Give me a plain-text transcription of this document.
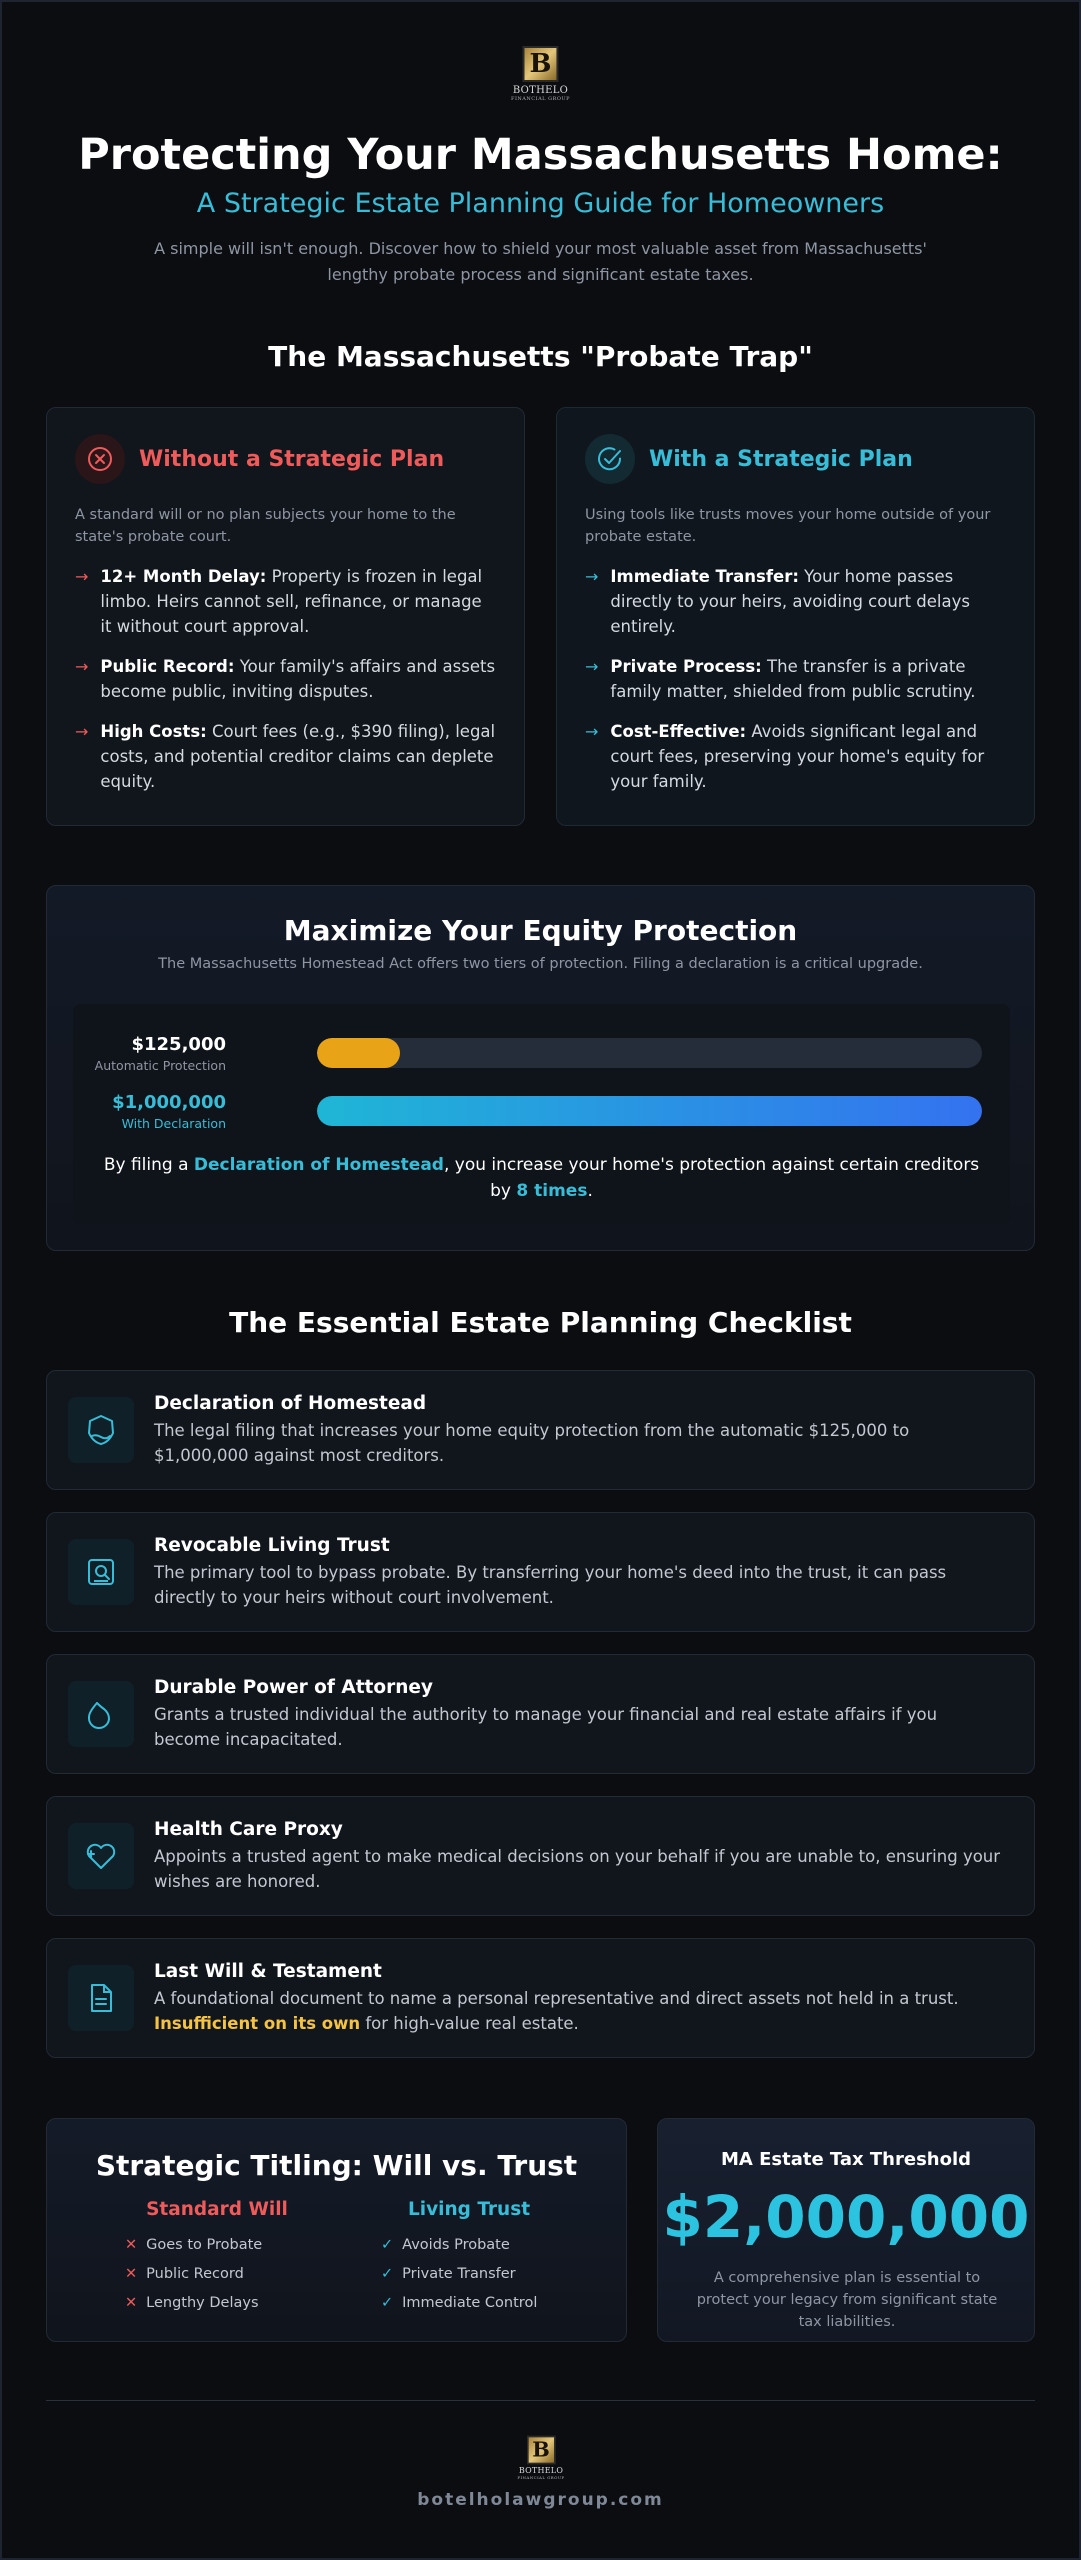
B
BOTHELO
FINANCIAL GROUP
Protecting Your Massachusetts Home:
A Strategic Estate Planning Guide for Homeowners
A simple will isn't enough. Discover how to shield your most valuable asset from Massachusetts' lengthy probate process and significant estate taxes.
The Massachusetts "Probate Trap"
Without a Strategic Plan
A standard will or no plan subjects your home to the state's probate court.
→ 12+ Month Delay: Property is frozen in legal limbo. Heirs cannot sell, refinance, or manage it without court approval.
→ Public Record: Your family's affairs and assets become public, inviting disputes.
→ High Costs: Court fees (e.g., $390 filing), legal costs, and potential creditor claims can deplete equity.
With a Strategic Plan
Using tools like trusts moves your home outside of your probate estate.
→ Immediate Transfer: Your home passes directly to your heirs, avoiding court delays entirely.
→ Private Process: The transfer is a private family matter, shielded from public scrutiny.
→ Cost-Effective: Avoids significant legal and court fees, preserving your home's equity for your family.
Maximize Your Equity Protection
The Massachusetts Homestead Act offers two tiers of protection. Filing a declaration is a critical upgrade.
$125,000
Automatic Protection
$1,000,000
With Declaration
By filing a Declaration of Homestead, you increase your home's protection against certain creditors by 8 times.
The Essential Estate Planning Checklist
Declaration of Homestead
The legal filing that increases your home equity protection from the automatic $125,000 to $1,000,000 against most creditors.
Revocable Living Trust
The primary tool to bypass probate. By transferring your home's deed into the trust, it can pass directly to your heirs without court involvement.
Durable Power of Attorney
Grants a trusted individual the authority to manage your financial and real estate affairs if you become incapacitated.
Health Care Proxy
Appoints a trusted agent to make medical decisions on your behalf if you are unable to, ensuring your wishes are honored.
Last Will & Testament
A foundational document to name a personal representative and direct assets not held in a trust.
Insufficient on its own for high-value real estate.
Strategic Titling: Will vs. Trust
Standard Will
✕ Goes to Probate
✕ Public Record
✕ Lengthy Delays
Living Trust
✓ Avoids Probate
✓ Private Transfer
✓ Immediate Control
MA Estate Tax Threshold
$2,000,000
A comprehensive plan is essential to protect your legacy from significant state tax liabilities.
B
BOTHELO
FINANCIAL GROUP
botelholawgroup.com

########

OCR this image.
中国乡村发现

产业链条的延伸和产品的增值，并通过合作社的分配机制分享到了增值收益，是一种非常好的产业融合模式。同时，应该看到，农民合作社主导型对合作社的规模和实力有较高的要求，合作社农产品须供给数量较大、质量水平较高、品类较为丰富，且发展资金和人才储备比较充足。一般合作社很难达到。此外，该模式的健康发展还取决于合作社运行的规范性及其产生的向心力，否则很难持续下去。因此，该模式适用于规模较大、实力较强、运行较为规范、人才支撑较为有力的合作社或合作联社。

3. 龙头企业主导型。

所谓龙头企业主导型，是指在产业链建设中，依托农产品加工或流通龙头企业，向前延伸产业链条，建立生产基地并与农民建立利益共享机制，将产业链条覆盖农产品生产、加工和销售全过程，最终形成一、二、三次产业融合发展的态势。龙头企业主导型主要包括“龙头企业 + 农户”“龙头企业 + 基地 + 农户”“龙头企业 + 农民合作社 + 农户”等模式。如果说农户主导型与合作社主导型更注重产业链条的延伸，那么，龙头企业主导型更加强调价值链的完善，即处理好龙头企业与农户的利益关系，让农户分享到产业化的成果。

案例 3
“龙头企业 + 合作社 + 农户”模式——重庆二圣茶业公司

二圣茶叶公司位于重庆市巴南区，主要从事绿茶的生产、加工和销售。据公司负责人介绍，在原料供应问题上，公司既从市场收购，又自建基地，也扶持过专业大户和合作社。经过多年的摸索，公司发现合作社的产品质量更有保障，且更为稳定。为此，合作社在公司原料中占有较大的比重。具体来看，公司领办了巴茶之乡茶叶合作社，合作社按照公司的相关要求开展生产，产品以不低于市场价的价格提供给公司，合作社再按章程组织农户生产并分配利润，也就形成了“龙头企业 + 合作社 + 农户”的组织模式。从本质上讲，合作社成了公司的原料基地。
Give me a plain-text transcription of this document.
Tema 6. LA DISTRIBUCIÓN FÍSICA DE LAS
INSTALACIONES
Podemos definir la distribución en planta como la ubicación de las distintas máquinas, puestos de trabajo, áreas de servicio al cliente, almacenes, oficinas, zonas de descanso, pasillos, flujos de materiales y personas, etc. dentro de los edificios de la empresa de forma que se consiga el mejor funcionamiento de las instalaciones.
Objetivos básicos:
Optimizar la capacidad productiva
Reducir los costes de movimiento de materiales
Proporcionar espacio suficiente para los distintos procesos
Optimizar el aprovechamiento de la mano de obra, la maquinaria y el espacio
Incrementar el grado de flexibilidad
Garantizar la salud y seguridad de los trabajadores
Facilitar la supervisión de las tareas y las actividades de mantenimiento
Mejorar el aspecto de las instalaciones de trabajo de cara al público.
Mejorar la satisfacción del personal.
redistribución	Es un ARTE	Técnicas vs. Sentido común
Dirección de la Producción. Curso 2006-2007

########

▶ OBJECTIVE: Of the lines in the data above, how many contain the word "from"? Give only that figure.

▶ RESPONSE FOR THIS EXERCISE: 4